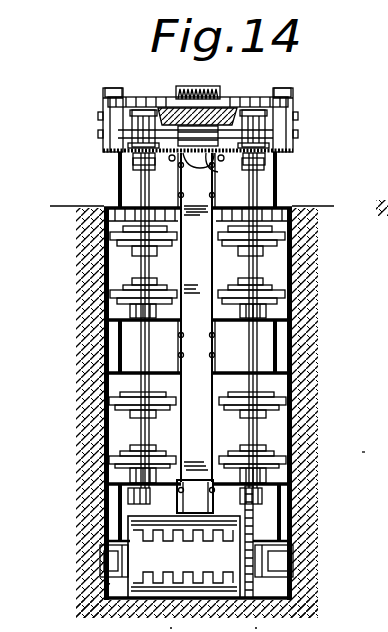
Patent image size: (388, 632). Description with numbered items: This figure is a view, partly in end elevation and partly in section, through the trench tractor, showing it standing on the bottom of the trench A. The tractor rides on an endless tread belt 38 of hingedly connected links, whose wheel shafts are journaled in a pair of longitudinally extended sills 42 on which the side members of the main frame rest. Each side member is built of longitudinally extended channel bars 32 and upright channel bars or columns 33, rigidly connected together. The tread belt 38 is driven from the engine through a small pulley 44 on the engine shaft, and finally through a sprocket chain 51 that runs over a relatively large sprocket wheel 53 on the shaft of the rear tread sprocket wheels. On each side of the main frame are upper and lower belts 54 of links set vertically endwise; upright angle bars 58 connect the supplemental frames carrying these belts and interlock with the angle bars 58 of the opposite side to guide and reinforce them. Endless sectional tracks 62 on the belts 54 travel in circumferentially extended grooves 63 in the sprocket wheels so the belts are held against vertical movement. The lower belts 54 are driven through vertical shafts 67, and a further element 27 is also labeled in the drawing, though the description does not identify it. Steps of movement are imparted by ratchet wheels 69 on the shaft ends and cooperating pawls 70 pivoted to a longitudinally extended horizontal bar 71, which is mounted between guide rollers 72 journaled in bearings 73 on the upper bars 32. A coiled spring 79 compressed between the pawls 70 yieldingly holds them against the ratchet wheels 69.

The piston rod 27 is at (138, 430).
The channel bars 32 is at (118, 178).
The columns 33 is at (374, 447).
The tread belt 38 is at (184, 557).
The sills 42 is at (100, 556).
The pulley 44 is at (172, 628).
The sprocket chain 51 is at (256, 586).
The sprocket wheel 53 is at (262, 628).
The belts 54 is at (108, 258).
The angle bars 58 is at (157, 548).
The sectional tracks 62 is at (263, 238).
The grooves 63 is at (292, 211).
The vertical shafts 67 is at (262, 432).
The ratchet wheels 69 is at (137, 104).
The pawls 70 is at (161, 106).
The bar 71 is at (248, 109).
The guide rollers 72 is at (213, 97).
The bearings 73 is at (110, 118).
The coiled spring 79 is at (195, 91).
The trench A is at (288, 336).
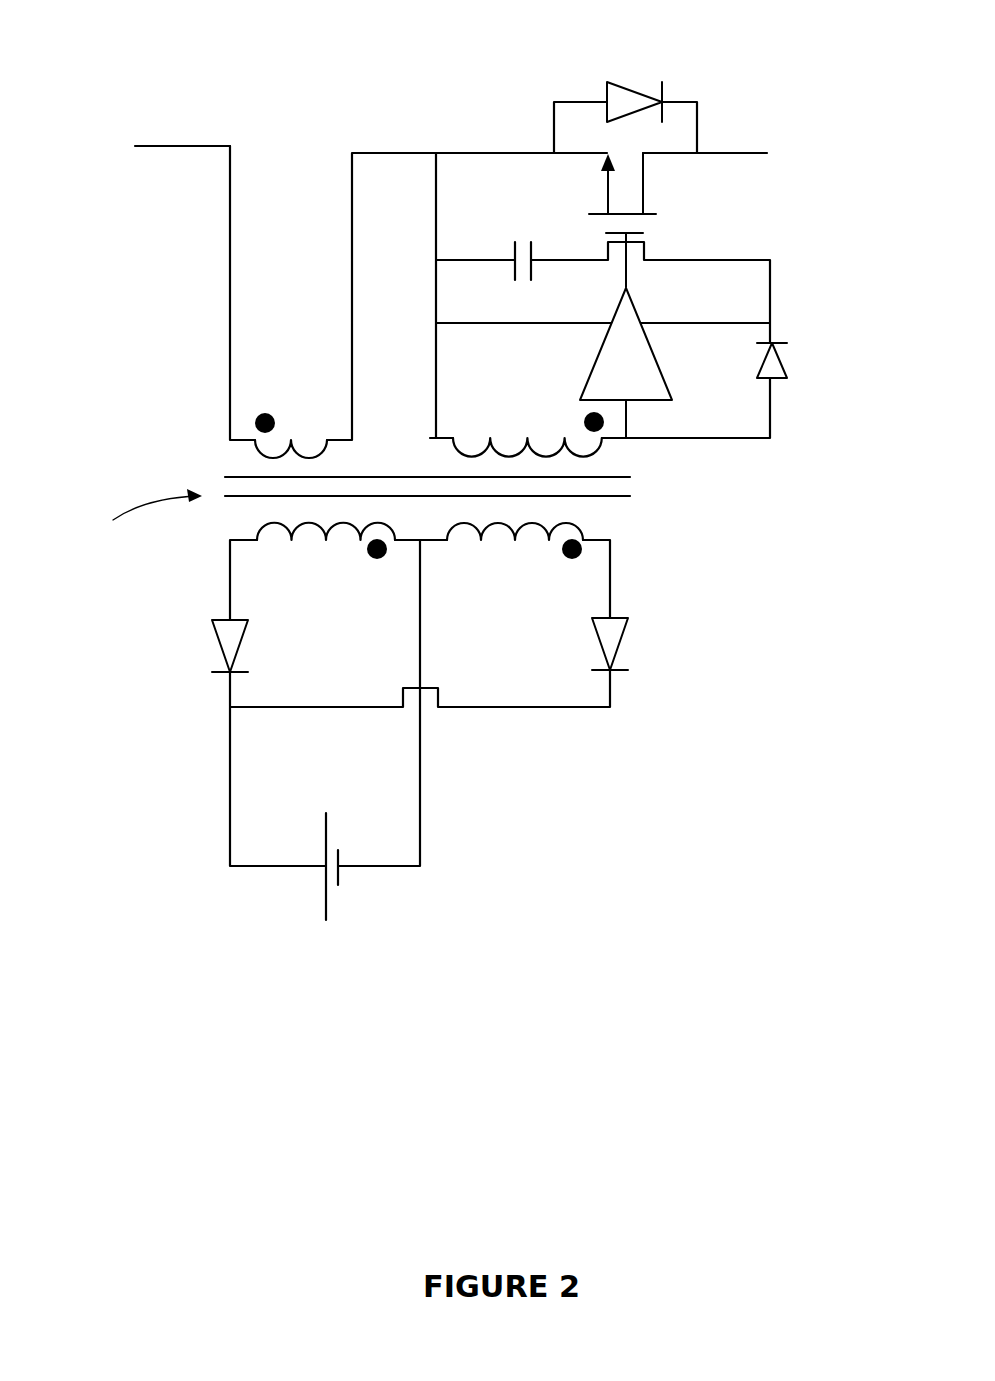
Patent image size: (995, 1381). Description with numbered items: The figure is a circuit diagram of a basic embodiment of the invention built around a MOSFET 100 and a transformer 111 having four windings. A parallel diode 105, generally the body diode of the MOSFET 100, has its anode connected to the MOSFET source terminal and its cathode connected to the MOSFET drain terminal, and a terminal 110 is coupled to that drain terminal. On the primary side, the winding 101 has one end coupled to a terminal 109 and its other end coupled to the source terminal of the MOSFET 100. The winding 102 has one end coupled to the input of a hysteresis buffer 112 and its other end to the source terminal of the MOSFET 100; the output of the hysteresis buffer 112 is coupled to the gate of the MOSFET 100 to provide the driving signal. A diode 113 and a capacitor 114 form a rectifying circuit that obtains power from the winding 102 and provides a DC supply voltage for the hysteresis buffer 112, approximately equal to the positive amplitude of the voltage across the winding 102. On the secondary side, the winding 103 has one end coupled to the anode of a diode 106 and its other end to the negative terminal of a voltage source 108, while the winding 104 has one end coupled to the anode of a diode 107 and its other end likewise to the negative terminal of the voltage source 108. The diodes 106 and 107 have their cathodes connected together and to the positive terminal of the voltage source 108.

The MOSFET 100 is at (678, 172).
The winding 101 is at (317, 422).
The winding 102 is at (520, 432).
The winding 103 is at (495, 540).
The winding 104 is at (325, 558).
The parallel diode 105 is at (610, 65).
The diode 106 is at (643, 635).
The diode 107 is at (202, 637).
The voltage source 108 is at (343, 885).
The terminal 109 is at (127, 145).
The terminal 110 is at (767, 136).
The transformer 111 is at (365, 520).
The hysteresis buffer 112 is at (665, 357).
The diode 113 is at (797, 373).
The capacitor 114 is at (522, 233).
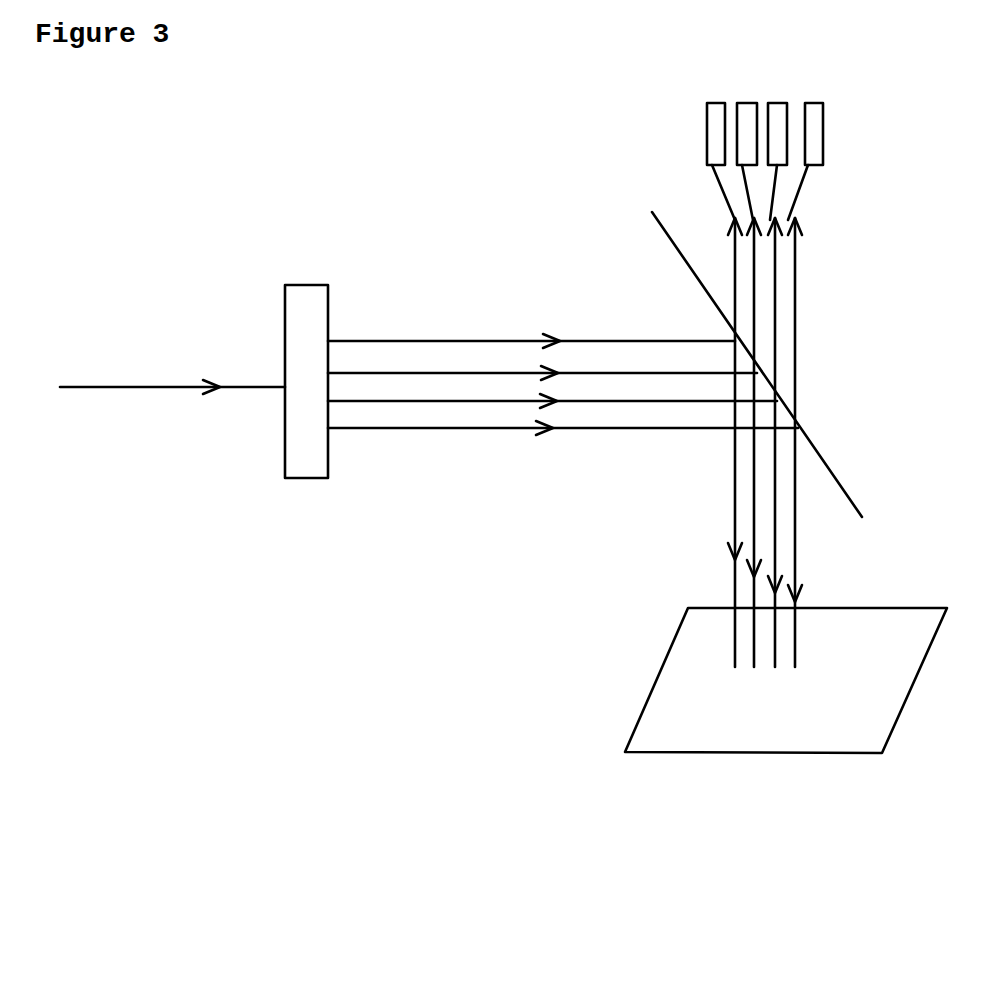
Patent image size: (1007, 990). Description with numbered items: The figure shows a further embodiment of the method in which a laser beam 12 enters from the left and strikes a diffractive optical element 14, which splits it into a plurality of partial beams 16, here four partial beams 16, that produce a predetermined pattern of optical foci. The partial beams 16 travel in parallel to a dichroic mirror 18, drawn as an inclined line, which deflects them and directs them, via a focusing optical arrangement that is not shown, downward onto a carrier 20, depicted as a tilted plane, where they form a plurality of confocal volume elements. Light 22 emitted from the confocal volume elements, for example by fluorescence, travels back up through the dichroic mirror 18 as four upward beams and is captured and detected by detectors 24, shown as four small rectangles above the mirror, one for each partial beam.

The laser beam 12 is at (112, 398).
The diffractive optical element 14 is at (307, 500).
The partial beams 16 is at (409, 318).
The dichroic mirror 18 is at (828, 452).
The carrier 20 is at (843, 763).
The light 22 is at (827, 258).
The detectors 24 is at (790, 95).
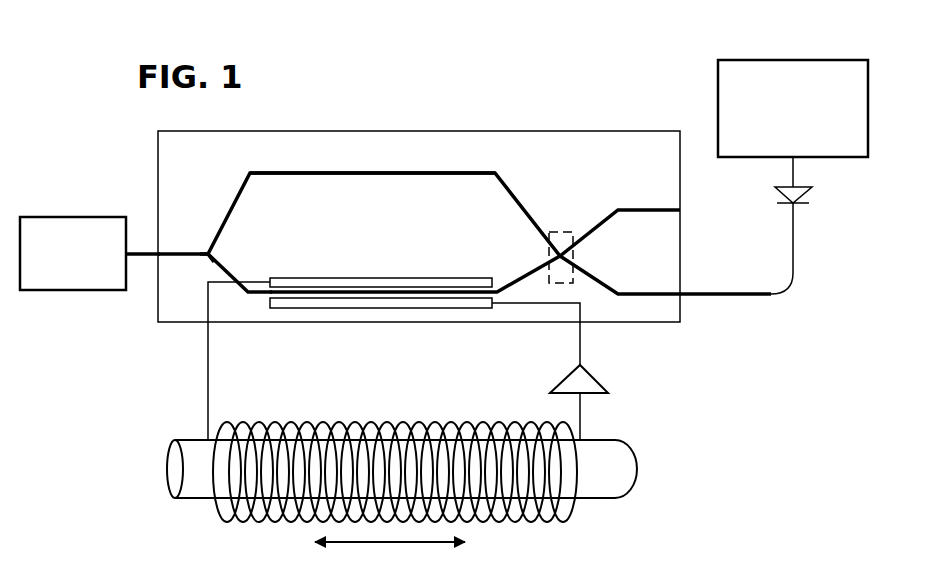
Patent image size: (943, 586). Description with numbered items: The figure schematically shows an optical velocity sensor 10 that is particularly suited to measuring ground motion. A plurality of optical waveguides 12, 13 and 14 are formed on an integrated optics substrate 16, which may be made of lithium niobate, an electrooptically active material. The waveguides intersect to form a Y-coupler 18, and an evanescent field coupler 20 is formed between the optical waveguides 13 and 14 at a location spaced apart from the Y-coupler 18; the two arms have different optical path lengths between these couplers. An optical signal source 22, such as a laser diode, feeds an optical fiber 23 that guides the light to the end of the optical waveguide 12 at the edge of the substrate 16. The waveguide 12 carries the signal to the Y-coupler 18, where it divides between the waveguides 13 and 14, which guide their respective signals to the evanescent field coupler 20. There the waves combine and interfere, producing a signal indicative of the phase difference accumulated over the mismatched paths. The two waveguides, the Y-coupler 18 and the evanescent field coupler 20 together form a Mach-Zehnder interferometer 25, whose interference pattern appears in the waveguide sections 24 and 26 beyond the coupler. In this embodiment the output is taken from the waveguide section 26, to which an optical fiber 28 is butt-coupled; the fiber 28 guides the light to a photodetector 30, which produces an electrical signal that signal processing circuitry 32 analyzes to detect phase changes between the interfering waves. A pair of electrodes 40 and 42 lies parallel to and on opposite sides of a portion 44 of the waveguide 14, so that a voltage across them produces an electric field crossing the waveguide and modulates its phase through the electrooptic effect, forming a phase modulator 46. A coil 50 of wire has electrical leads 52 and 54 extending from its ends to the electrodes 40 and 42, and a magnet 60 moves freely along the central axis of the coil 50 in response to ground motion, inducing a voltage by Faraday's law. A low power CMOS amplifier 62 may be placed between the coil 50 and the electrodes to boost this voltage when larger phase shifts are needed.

The optical velocity sensor 10 is at (725, 426).
The optical waveguide 12 is at (178, 252).
The optical waveguide 13 is at (422, 173).
The optical waveguide 14 is at (207, 263).
The integrated optics substrate 16 is at (311, 131).
The Y-coupler 18 is at (220, 247).
The evanescent field coupler 20 is at (555, 232).
The optical signal source 22 is at (78, 290).
The optical fiber 23 is at (150, 252).
The waveguide section 24 is at (648, 210).
The Mach-Zehnder interferometer 25 is at (391, 168).
The waveguide section 26 is at (660, 296).
The optical fiber 28 is at (735, 297).
The photodetector 30 is at (775, 195).
The signal processing circuitry 32 is at (778, 60).
The electrode 40 is at (383, 278).
The electrode 42 is at (338, 298).
The portion of the optical waveguide 44 is at (455, 298).
The phase modulator 46 is at (425, 235).
The coil 50 is at (362, 425).
The electrical lead 52 is at (208, 368).
The electrical lead 54 is at (579, 345).
The magnet 60 is at (620, 472).
The CMOS amplifier 62 is at (593, 397).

§ Work to be completed
Copy the material above line for line and leave out the pictures.

§ Solution to the problem
Patent image size: (388, 632). Description with numbered items: This figure is a view, partly in end elevation and partly in section, through the trench tractor, showing it standing on the bottom of the trench A. The tractor rides on an endless tread belt 38 of hingedly connected links, whose wheel shafts are journaled in a pair of longitudinally extended sills 42 on which the side members of the main frame rest. Each side member is built of longitudinally extended channel bars 32 and upright channel bars or columns 33, rigidly connected together. The tread belt 38 is driven from the engine through a small pulley 44 on the engine shaft, and finally through a sprocket chain 51 that runs over a relatively large sprocket wheel 53 on the shaft of the rear tread sprocket wheels. On each side of the main frame are upper and lower belts 54 of links set vertically endwise; upright angle bars 58 connect the supplemental frames carrying these belts and interlock with the angle bars 58 of the opposite side to guide and reinforce them. Endless sectional tracks 62 on the belts 54 travel in circumferentially extended grooves 63 in the sprocket wheels so the belts are held against vertical movement. The lower belts 54 are driven through vertical shafts 67, and a further element 27 is also labeled in the drawing, though the description does not identify it. Steps of movement are imparted by ratchet wheels 69 on the shaft ends and cooperating pawls 70 pivoted to a longitudinally extended horizontal bar 71, which is mounted between guide rollers 72 journaled in bearings 73 on the upper bars 32. A coiled spring 79 compressed between the pawls 70 yieldingly holds them against the ratchet wheels 69.

The piston rod 27 is at (138, 430).
The channel bars 32 is at (118, 178).
The columns 33 is at (374, 447).
The tread belt 38 is at (184, 557).
The sills 42 is at (100, 556).
The pulley 44 is at (172, 628).
The sprocket chain 51 is at (256, 586).
The sprocket wheel 53 is at (262, 628).
The belts 54 is at (108, 258).
The angle bars 58 is at (157, 548).
The sectional tracks 62 is at (263, 238).
The grooves 63 is at (292, 211).
The vertical shafts 67 is at (262, 432).
The ratchet wheels 69 is at (137, 104).
The pawls 70 is at (161, 106).
The bar 71 is at (248, 109).
The guide rollers 72 is at (213, 97).
The bearings 73 is at (110, 118).
The coiled spring 79 is at (195, 91).
The trench A is at (288, 336).
Patent image size: (995, 1381). Description with numbered items: The figure is a circuit diagram of a basic embodiment of the invention built around a MOSFET 100 and a transformer 111 having four windings. A parallel diode 105, generally the body diode of the MOSFET 100, has its anode connected to the MOSFET source terminal and its cathode connected to the MOSFET drain terminal, and a terminal 110 is coupled to that drain terminal. On the primary side, the winding 101 has one end coupled to a terminal 109 and its other end coupled to the source terminal of the MOSFET 100. The winding 102 has one end coupled to the input of a hysteresis buffer 112 and its other end to the source terminal of the MOSFET 100; the output of the hysteresis buffer 112 is coupled to the gate of the MOSFET 100 to provide the driving signal. A diode 113 and a capacitor 114 form a rectifying circuit that obtains power from the winding 102 and provides a DC supply voltage for the hysteresis buffer 112, approximately equal to the positive amplitude of the voltage across the winding 102. On the secondary side, the winding 103 has one end coupled to the anode of a diode 106 and its other end to the negative terminal of a voltage source 108, while the winding 104 has one end coupled to the anode of a diode 107 and its other end likewise to the negative terminal of the voltage source 108. The diodes 106 and 107 have their cathodes connected together and to the positive terminal of the voltage source 108.

The MOSFET 100 is at (678, 172).
The winding 101 is at (317, 422).
The winding 102 is at (520, 432).
The winding 103 is at (495, 540).
The winding 104 is at (325, 558).
The parallel diode 105 is at (610, 65).
The diode 106 is at (643, 635).
The diode 107 is at (202, 637).
The voltage source 108 is at (343, 885).
The terminal 109 is at (127, 145).
The terminal 110 is at (767, 136).
The transformer 111 is at (365, 520).
The hysteresis buffer 112 is at (665, 357).
The diode 113 is at (797, 373).
The capacitor 114 is at (522, 233).
Patent image size: (1007, 990). Description with numbered items: The figure shows a further embodiment of the method in which a laser beam 12 enters from the left and strikes a diffractive optical element 14, which splits it into a plurality of partial beams 16, here four partial beams 16, that produce a predetermined pattern of optical foci. The partial beams 16 travel in parallel to a dichroic mirror 18, drawn as an inclined line, which deflects them and directs them, via a focusing optical arrangement that is not shown, downward onto a carrier 20, depicted as a tilted plane, where they form a plurality of confocal volume elements. Light 22 emitted from the confocal volume elements, for example by fluorescence, travels back up through the dichroic mirror 18 as four upward beams and is captured and detected by detectors 24, shown as four small rectangles above the mirror, one for each partial beam.

The laser beam 12 is at (112, 398).
The diffractive optical element 14 is at (307, 500).
The partial beams 16 is at (409, 318).
The dichroic mirror 18 is at (828, 452).
The carrier 20 is at (843, 763).
The light 22 is at (827, 258).
The detectors 24 is at (790, 95).
Patent image size: (943, 586). Description with numbered items: The figure schematically shows an optical velocity sensor 10 that is particularly suited to measuring ground motion. A plurality of optical waveguides 12, 13 and 14 are formed on an integrated optics substrate 16, which may be made of lithium niobate, an electrooptically active material. The waveguides intersect to form a Y-coupler 18, and an evanescent field coupler 20 is formed between the optical waveguides 13 and 14 at a location spaced apart from the Y-coupler 18; the two arms have different optical path lengths between these couplers. An optical signal source 22, such as a laser diode, feeds an optical fiber 23 that guides the light to the end of the optical waveguide 12 at the edge of the substrate 16. The waveguide 12 carries the signal to the Y-coupler 18, where it divides between the waveguides 13 and 14, which guide their respective signals to the evanescent field coupler 20. There the waves combine and interfere, producing a signal indicative of the phase difference accumulated over the mismatched paths. The two waveguides, the Y-coupler 18 and the evanescent field coupler 20 together form a Mach-Zehnder interferometer 25, whose interference pattern appears in the waveguide sections 24 and 26 beyond the coupler. In this embodiment the output is taken from the waveguide section 26, to which an optical fiber 28 is butt-coupled; the fiber 28 guides the light to a photodetector 30, which produces an electrical signal that signal processing circuitry 32 analyzes to detect phase changes between the interfering waves. A pair of electrodes 40 and 42 lies parallel to and on opposite sides of a portion 44 of the waveguide 14, so that a voltage across them produces an electric field crossing the waveguide and modulates its phase through the electrooptic effect, forming a phase modulator 46. A coil 50 of wire has electrical leads 52 and 54 extending from its ends to the electrodes 40 and 42, and a magnet 60 moves freely along the central axis of the coil 50 in response to ground motion, inducing a voltage by Faraday's law. A low power CMOS amplifier 62 may be placed between the coil 50 and the electrodes to boost this voltage when larger phase shifts are needed.

The optical velocity sensor 10 is at (725, 426).
The optical waveguide 12 is at (178, 252).
The optical waveguide 13 is at (422, 173).
The optical waveguide 14 is at (207, 263).
The integrated optics substrate 16 is at (311, 131).
The Y-coupler 18 is at (220, 247).
The evanescent field coupler 20 is at (555, 232).
The optical signal source 22 is at (78, 290).
The optical fiber 23 is at (150, 252).
The waveguide section 24 is at (648, 210).
The Mach-Zehnder interferometer 25 is at (391, 168).
The waveguide section 26 is at (660, 296).
The optical fiber 28 is at (735, 297).
The photodetector 30 is at (775, 195).
The signal processing circuitry 32 is at (778, 60).
The electrode 40 is at (383, 278).
The electrode 42 is at (338, 298).
The portion of the optical waveguide 44 is at (455, 298).
The phase modulator 46 is at (425, 235).
The coil 50 is at (362, 425).
The electrical lead 52 is at (208, 368).
The electrical lead 54 is at (579, 345).
The magnet 60 is at (620, 472).
The CMOS amplifier 62 is at (593, 397).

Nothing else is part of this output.